Written request
Which lines in the records below contain the word "this"? Copy each one out.

[start]

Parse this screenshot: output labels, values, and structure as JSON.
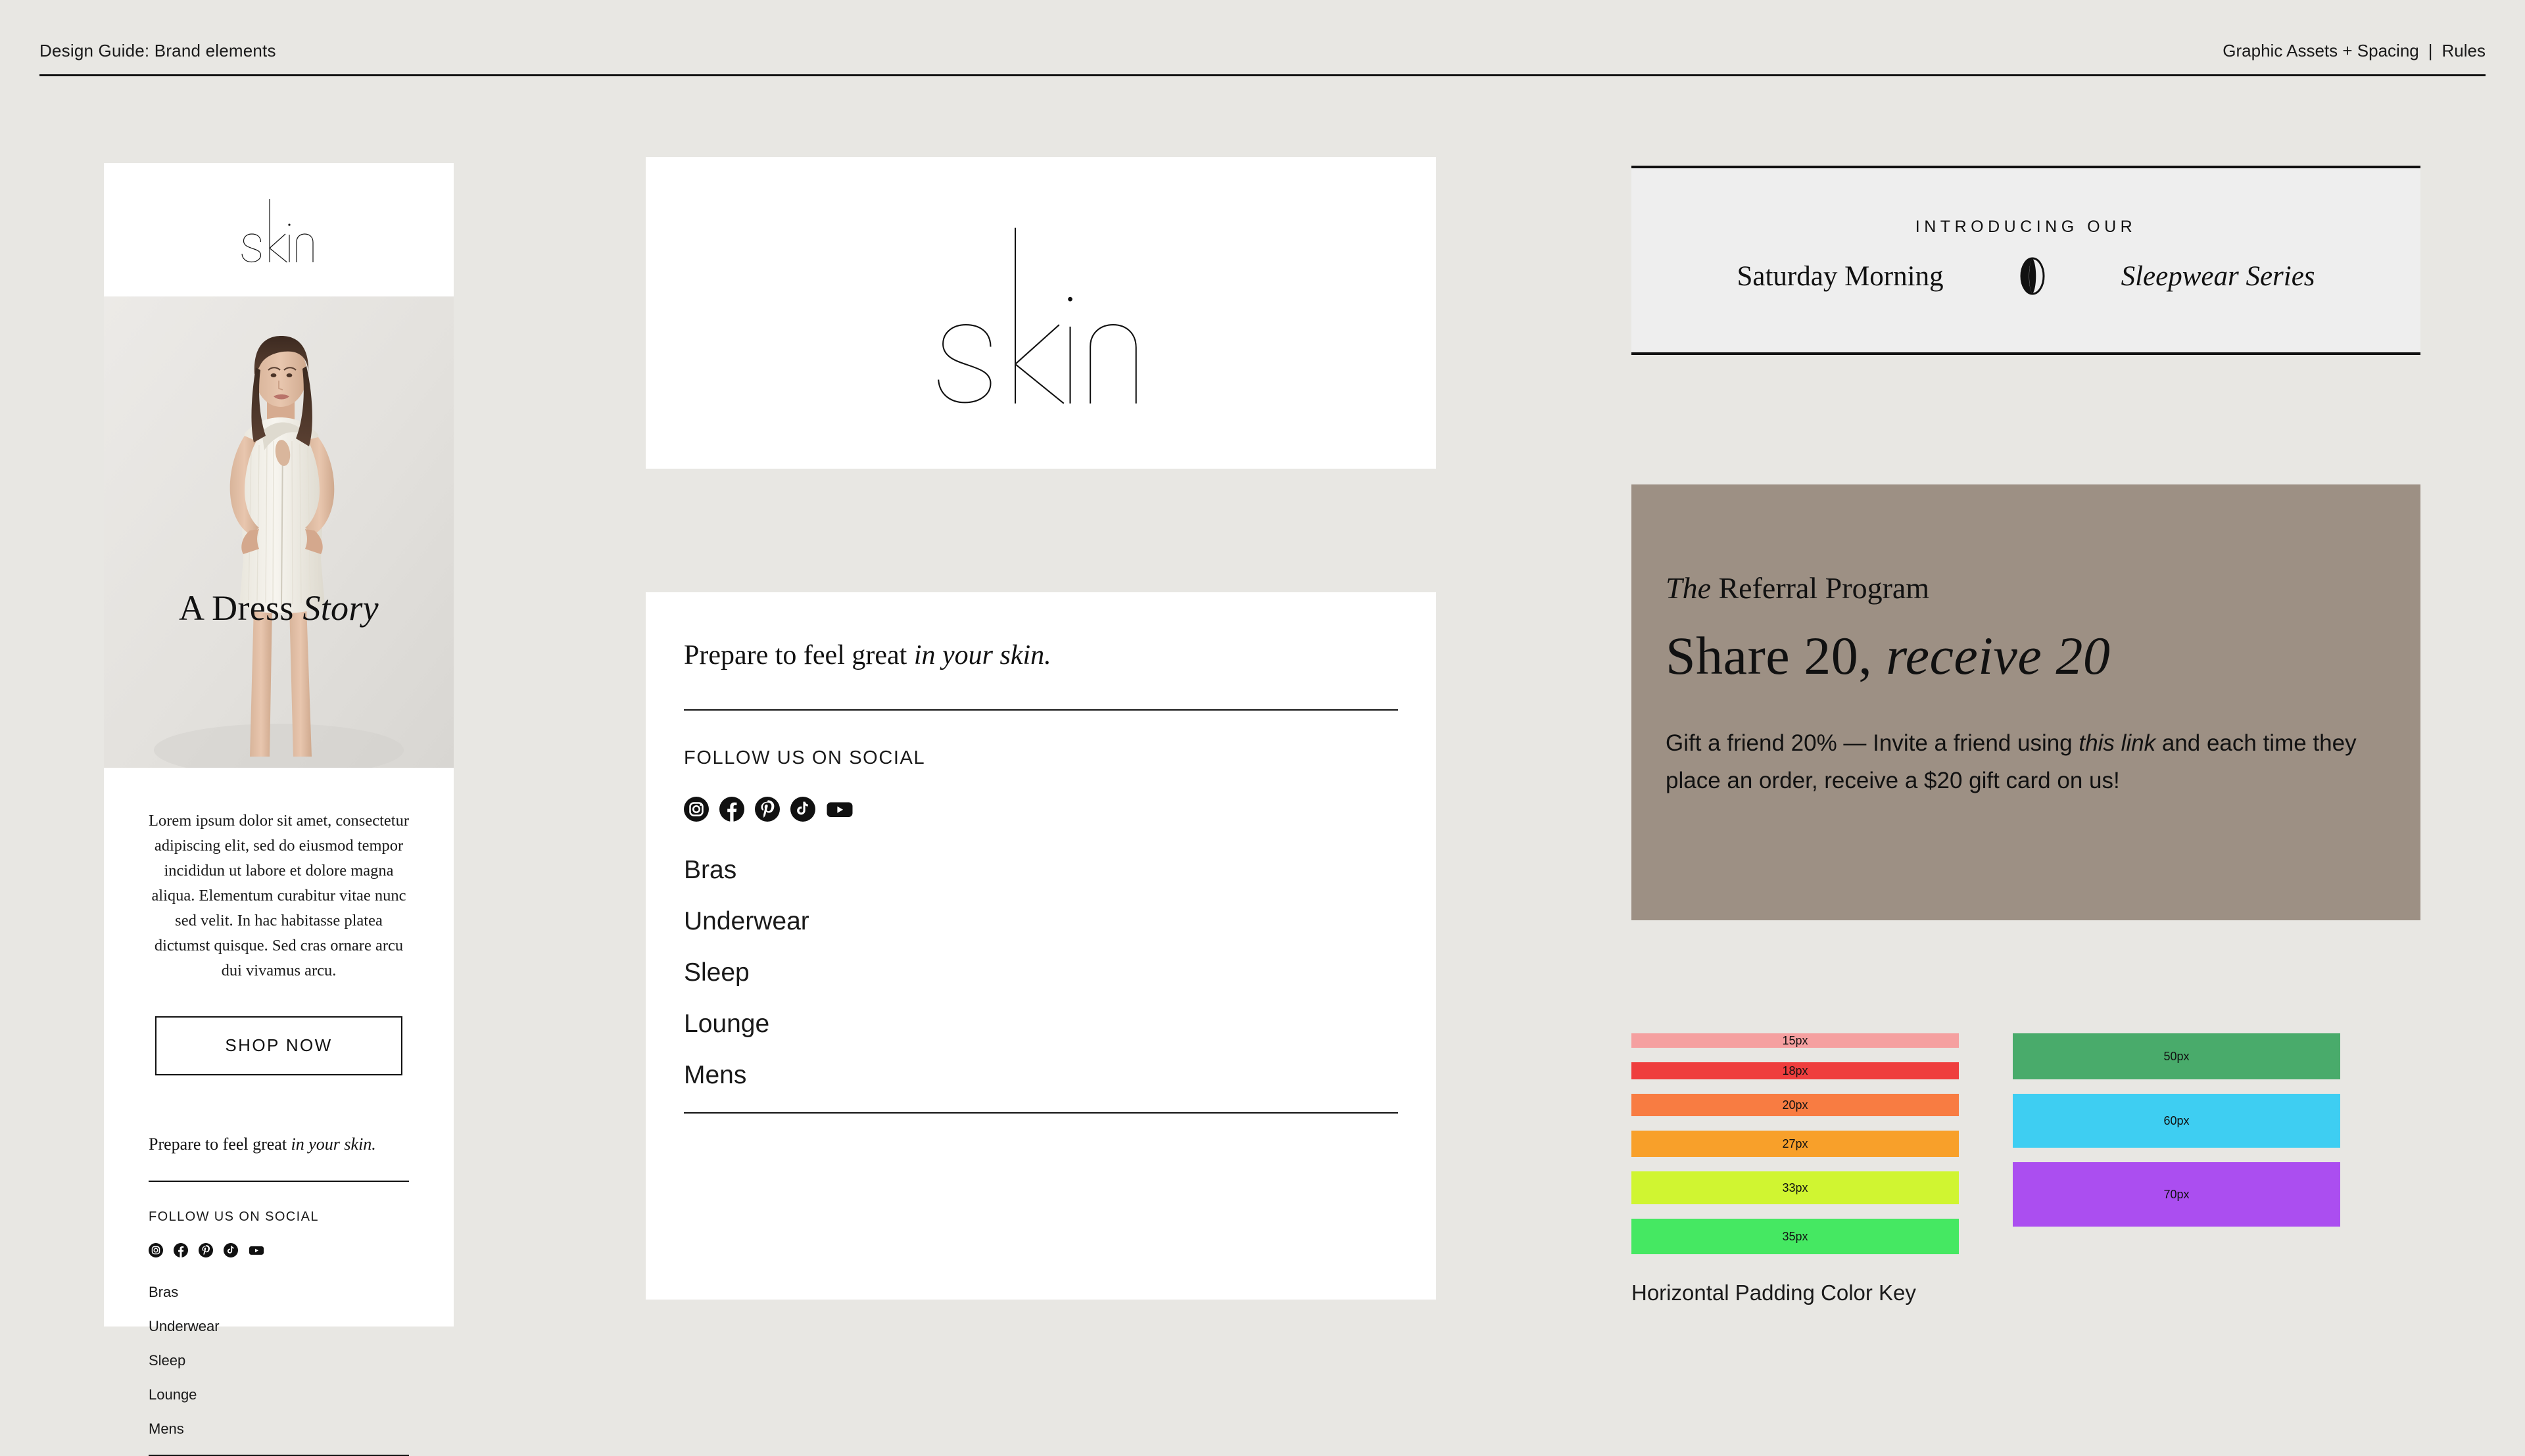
{
  "header": {
    "title": "Design Guide: Brand elements",
    "right_label": "Graphic Assets + Spacing",
    "separator": "|",
    "right_label_2": "Rules"
  },
  "brand": {
    "wordmark": "skin"
  },
  "email_mock": {
    "hero_caption_plain": "A Dress ",
    "hero_caption_italic": "Story",
    "body_copy": "Lorem ipsum dolor sit amet, consectetur adipiscing elit, sed do eiusmod tempor incididun ut labore et dolore magna aliqua. Elementum curabitur vitae nunc sed velit. In hac habitasse platea dictumst quisque. Sed cras ornare arcu dui vivamus arcu.",
    "cta_label": "SHOP NOW",
    "tagline_plain": "Prepare to feel great ",
    "tagline_italic": "in your skin.",
    "social_label": "FOLLOW US ON SOCIAL",
    "social_icons": [
      "instagram-icon",
      "facebook-icon",
      "pinterest-icon",
      "tiktok-icon",
      "youtube-icon"
    ],
    "nav_items": [
      "Bras",
      "Underwear",
      "Sleep",
      "Lounge",
      "Mens"
    ]
  },
  "components": {
    "tagline_plain": "Prepare to feel great ",
    "tagline_italic": "in your skin.",
    "social_label": "FOLLOW US ON SOCIAL",
    "social_icons": [
      "instagram-icon",
      "facebook-icon",
      "pinterest-icon",
      "tiktok-icon",
      "youtube-icon"
    ],
    "nav_items": [
      "Bras",
      "Underwear",
      "Sleep",
      "Lounge",
      "Mens"
    ]
  },
  "announcement": {
    "kicker": "INTRODUCING OUR",
    "left_text": "Saturday Morning",
    "icon": "moon-icon",
    "right_text": "Sleepwear Series"
  },
  "referral": {
    "eyebrow_italic": "The",
    "eyebrow_rest": " Referral Program",
    "headline_plain": "Share 20, ",
    "headline_italic": "receive 20",
    "body_part1": "Gift a friend 20% — Invite a friend using ",
    "body_italic": "this link",
    "body_part2": " and each time they place an order, receive a $20 gift card on us!",
    "background_color": "#9d9084"
  },
  "color_key": {
    "caption": "Horizontal Padding Color Key",
    "left_column": [
      {
        "label": "15px",
        "color": "#f5a0a0",
        "height": 22
      },
      {
        "label": "18px",
        "color": "#ef3e3e",
        "height": 26
      },
      {
        "label": "20px",
        "color": "#f87c42",
        "height": 34
      },
      {
        "label": "27px",
        "color": "#f8a02a",
        "height": 40
      },
      {
        "label": "33px",
        "color": "#d0f531",
        "height": 50
      },
      {
        "label": "35px",
        "color": "#45e862",
        "height": 54
      }
    ],
    "right_column": [
      {
        "label": "50px",
        "color": "#49ab6b",
        "height": 70
      },
      {
        "label": "60px",
        "color": "#3ecef2",
        "height": 82
      },
      {
        "label": "70px",
        "color": "#ab4ef0",
        "height": 98
      }
    ]
  }
}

[end]

Final result
Parse this screenshot: output labels, values, and structure as JSON.
    "body_italic": "this link",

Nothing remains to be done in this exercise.